Stored data:
* BEGIN *

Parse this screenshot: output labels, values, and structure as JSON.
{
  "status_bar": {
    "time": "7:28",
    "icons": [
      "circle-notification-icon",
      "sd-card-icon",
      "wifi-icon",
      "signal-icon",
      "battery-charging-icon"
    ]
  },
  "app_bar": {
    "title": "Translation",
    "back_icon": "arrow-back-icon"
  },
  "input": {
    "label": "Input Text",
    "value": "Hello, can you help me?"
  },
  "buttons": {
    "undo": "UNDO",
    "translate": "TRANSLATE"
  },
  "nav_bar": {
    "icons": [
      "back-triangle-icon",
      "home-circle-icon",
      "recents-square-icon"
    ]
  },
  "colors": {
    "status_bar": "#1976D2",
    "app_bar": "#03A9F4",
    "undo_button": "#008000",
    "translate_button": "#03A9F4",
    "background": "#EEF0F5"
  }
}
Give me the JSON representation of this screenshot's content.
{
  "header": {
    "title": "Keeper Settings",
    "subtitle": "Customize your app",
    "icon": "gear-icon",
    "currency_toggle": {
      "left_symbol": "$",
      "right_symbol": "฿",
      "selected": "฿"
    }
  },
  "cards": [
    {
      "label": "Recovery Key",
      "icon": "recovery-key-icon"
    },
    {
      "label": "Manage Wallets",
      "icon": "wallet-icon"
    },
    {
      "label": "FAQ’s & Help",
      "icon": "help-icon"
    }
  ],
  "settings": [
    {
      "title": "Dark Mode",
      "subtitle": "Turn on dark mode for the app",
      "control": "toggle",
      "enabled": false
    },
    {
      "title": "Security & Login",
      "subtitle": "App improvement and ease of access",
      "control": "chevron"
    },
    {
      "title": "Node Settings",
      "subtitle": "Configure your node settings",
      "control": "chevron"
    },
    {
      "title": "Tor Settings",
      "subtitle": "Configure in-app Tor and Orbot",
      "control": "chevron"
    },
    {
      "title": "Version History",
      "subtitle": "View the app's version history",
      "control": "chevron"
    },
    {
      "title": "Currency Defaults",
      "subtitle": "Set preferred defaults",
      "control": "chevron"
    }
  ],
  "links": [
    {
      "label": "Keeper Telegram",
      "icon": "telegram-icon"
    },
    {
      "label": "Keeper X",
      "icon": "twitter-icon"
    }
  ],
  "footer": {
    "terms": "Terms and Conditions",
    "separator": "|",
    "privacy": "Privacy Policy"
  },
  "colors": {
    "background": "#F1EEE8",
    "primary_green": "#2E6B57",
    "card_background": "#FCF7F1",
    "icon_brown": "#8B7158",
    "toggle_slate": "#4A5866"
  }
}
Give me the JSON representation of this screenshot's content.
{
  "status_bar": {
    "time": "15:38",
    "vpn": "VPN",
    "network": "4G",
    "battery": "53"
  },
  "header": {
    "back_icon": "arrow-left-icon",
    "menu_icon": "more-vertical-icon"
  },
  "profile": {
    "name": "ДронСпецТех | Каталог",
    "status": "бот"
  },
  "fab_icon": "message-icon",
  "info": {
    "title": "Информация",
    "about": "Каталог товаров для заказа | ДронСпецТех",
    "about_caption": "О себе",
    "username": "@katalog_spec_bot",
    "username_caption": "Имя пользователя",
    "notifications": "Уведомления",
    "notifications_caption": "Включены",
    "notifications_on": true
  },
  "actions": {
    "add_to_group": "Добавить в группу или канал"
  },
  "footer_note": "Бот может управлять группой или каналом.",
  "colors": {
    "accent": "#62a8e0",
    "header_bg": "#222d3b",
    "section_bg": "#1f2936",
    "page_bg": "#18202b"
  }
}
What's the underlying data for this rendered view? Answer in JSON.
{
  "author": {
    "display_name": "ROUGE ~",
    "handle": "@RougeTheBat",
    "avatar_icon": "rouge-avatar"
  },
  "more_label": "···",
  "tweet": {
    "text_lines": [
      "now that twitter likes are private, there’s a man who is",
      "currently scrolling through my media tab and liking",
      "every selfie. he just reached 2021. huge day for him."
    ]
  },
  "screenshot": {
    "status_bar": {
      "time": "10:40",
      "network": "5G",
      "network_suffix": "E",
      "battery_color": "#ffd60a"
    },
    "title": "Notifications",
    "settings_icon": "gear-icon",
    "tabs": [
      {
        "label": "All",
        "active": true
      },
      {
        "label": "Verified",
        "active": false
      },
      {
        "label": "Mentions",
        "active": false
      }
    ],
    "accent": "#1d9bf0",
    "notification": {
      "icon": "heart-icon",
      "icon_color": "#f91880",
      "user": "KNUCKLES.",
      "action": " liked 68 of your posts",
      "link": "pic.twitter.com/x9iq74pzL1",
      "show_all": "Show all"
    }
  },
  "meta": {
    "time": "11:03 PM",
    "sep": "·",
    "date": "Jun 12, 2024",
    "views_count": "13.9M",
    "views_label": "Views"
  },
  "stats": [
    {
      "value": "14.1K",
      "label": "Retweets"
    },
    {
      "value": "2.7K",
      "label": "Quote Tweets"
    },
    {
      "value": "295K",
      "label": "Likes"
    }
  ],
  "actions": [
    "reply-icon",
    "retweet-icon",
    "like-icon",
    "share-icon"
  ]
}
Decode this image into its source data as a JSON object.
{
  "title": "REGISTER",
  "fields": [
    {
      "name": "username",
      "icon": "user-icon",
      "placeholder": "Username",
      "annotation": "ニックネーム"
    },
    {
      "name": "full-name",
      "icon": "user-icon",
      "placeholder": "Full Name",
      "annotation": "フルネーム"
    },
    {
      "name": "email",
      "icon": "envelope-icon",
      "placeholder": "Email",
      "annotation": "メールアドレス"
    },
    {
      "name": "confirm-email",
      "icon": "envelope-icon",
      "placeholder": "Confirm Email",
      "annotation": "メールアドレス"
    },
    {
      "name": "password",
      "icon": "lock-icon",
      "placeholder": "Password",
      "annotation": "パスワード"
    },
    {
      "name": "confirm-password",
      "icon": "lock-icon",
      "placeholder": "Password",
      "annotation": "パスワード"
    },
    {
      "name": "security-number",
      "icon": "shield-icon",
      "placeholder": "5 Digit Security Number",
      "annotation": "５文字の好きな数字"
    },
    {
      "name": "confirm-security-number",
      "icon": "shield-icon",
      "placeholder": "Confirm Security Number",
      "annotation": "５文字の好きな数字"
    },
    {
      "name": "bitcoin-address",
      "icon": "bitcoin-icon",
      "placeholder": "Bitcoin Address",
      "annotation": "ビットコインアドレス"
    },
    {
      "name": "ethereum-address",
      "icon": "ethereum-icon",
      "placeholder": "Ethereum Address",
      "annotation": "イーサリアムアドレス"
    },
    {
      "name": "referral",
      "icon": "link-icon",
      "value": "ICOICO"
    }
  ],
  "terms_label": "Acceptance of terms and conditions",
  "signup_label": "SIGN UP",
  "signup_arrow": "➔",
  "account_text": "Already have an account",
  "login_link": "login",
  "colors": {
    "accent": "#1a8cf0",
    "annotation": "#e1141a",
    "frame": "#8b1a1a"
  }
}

* END *

All of the data needs to be printed once more, exactly.

(Expected answer):
Parse this screenshot: output labels, values, and structure as JSON.
{
  "status_bar": {
    "time": "7:28",
    "icons": [
      "circle-notification-icon",
      "sd-card-icon",
      "wifi-icon",
      "signal-icon",
      "battery-charging-icon"
    ]
  },
  "app_bar": {
    "title": "Translation",
    "back_icon": "arrow-back-icon"
  },
  "input": {
    "label": "Input Text",
    "value": "Hello, can you help me?"
  },
  "buttons": {
    "undo": "UNDO",
    "translate": "TRANSLATE"
  },
  "nav_bar": {
    "icons": [
      "back-triangle-icon",
      "home-circle-icon",
      "recents-square-icon"
    ]
  },
  "colors": {
    "status_bar": "#1976D2",
    "app_bar": "#03A9F4",
    "undo_button": "#008000",
    "translate_button": "#03A9F4",
    "background": "#EEF0F5"
  }
}
Give me the JSON representation of this screenshot's content.
{
  "header": {
    "title": "Keeper Settings",
    "subtitle": "Customize your app",
    "icon": "gear-icon",
    "currency_toggle": {
      "left_symbol": "$",
      "right_symbol": "฿",
      "selected": "฿"
    }
  },
  "cards": [
    {
      "label": "Recovery Key",
      "icon": "recovery-key-icon"
    },
    {
      "label": "Manage Wallets",
      "icon": "wallet-icon"
    },
    {
      "label": "FAQ’s & Help",
      "icon": "help-icon"
    }
  ],
  "settings": [
    {
      "title": "Dark Mode",
      "subtitle": "Turn on dark mode for the app",
      "control": "toggle",
      "enabled": false
    },
    {
      "title": "Security & Login",
      "subtitle": "App improvement and ease of access",
      "control": "chevron"
    },
    {
      "title": "Node Settings",
      "subtitle": "Configure your node settings",
      "control": "chevron"
    },
    {
      "title": "Tor Settings",
      "subtitle": "Configure in-app Tor and Orbot",
      "control": "chevron"
    },
    {
      "title": "Version History",
      "subtitle": "View the app's version history",
      "control": "chevron"
    },
    {
      "title": "Currency Defaults",
      "subtitle": "Set preferred defaults",
      "control": "chevron"
    }
  ],
  "links": [
    {
      "label": "Keeper Telegram",
      "icon": "telegram-icon"
    },
    {
      "label": "Keeper X",
      "icon": "twitter-icon"
    }
  ],
  "footer": {
    "terms": "Terms and Conditions",
    "separator": "|",
    "privacy": "Privacy Policy"
  },
  "colors": {
    "background": "#F1EEE8",
    "primary_green": "#2E6B57",
    "card_background": "#FCF7F1",
    "icon_brown": "#8B7158",
    "toggle_slate": "#4A5866"
  }
}
Give me the JSON representation of this screenshot's content.
{
  "status_bar": {
    "time": "15:38",
    "vpn": "VPN",
    "network": "4G",
    "battery": "53"
  },
  "header": {
    "back_icon": "arrow-left-icon",
    "menu_icon": "more-vertical-icon"
  },
  "profile": {
    "name": "ДронСпецТех | Каталог",
    "status": "бот"
  },
  "fab_icon": "message-icon",
  "info": {
    "title": "Информация",
    "about": "Каталог товаров для заказа | ДронСпецТех",
    "about_caption": "О себе",
    "username": "@katalog_spec_bot",
    "username_caption": "Имя пользователя",
    "notifications": "Уведомления",
    "notifications_caption": "Включены",
    "notifications_on": true
  },
  "actions": {
    "add_to_group": "Добавить в группу или канал"
  },
  "footer_note": "Бот может управлять группой или каналом.",
  "colors": {
    "accent": "#62a8e0",
    "header_bg": "#222d3b",
    "section_bg": "#1f2936",
    "page_bg": "#18202b"
  }
}
What's the underlying data for this rendered view? Answer in JSON.
{
  "author": {
    "display_name": "ROUGE ~",
    "handle": "@RougeTheBat",
    "avatar_icon": "rouge-avatar"
  },
  "more_label": "···",
  "tweet": {
    "text_lines": [
      "now that twitter likes are private, there’s a man who is",
      "currently scrolling through my media tab and liking",
      "every selfie. he just reached 2021. huge day for him."
    ]
  },
  "screenshot": {
    "status_bar": {
      "time": "10:40",
      "network": "5G",
      "network_suffix": "E",
      "battery_color": "#ffd60a"
    },
    "title": "Notifications",
    "settings_icon": "gear-icon",
    "tabs": [
      {
        "label": "All",
        "active": true
      },
      {
        "label": "Verified",
        "active": false
      },
      {
        "label": "Mentions",
        "active": false
      }
    ],
    "accent": "#1d9bf0",
    "notification": {
      "icon": "heart-icon",
      "icon_color": "#f91880",
      "user": "KNUCKLES.",
      "action": " liked 68 of your posts",
      "link": "pic.twitter.com/x9iq74pzL1",
      "show_all": "Show all"
    }
  },
  "meta": {
    "time": "11:03 PM",
    "sep": "·",
    "date": "Jun 12, 2024",
    "views_count": "13.9M",
    "views_label": "Views"
  },
  "stats": [
    {
      "value": "14.1K",
      "label": "Retweets"
    },
    {
      "value": "2.7K",
      "label": "Quote Tweets"
    },
    {
      "value": "295K",
      "label": "Likes"
    }
  ],
  "actions": [
    "reply-icon",
    "retweet-icon",
    "like-icon",
    "share-icon"
  ]
}
Decode this image into its source data as a JSON object.
{
  "title": "REGISTER",
  "fields": [
    {
      "name": "username",
      "icon": "user-icon",
      "placeholder": "Username",
      "annotation": "ニックネーム"
    },
    {
      "name": "full-name",
      "icon": "user-icon",
      "placeholder": "Full Name",
      "annotation": "フルネーム"
    },
    {
      "name": "email",
      "icon": "envelope-icon",
      "placeholder": "Email",
      "annotation": "メールアドレス"
    },
    {
      "name": "confirm-email",
      "icon": "envelope-icon",
      "placeholder": "Confirm Email",
      "annotation": "メールアドレス"
    },
    {
      "name": "password",
      "icon": "lock-icon",
      "placeholder": "Password",
      "annotation": "パスワード"
    },
    {
      "name": "confirm-password",
      "icon": "lock-icon",
      "placeholder": "Password",
      "annotation": "パスワード"
    },
    {
      "name": "security-number",
      "icon": "shield-icon",
      "placeholder": "5 Digit Security Number",
      "annotation": "５文字の好きな数字"
    },
    {
      "name": "confirm-security-number",
      "icon": "shield-icon",
      "placeholder": "Confirm Security Number",
      "annotation": "５文字の好きな数字"
    },
    {
      "name": "bitcoin-address",
      "icon": "bitcoin-icon",
      "placeholder": "Bitcoin Address",
      "annotation": "ビットコインアドレス"
    },
    {
      "name": "ethereum-address",
      "icon": "ethereum-icon",
      "placeholder": "Ethereum Address",
      "annotation": "イーサリアムアドレス"
    },
    {
      "name": "referral",
      "icon": "link-icon",
      "value": "ICOICO"
    }
  ],
  "terms_label": "Acceptance of terms and conditions",
  "signup_label": "SIGN UP",
  "signup_arrow": "➔",
  "account_text": "Already have an account",
  "login_link": "login",
  "colors": {
    "accent": "#1a8cf0",
    "annotation": "#e1141a",
    "frame": "#8b1a1a"
  }
}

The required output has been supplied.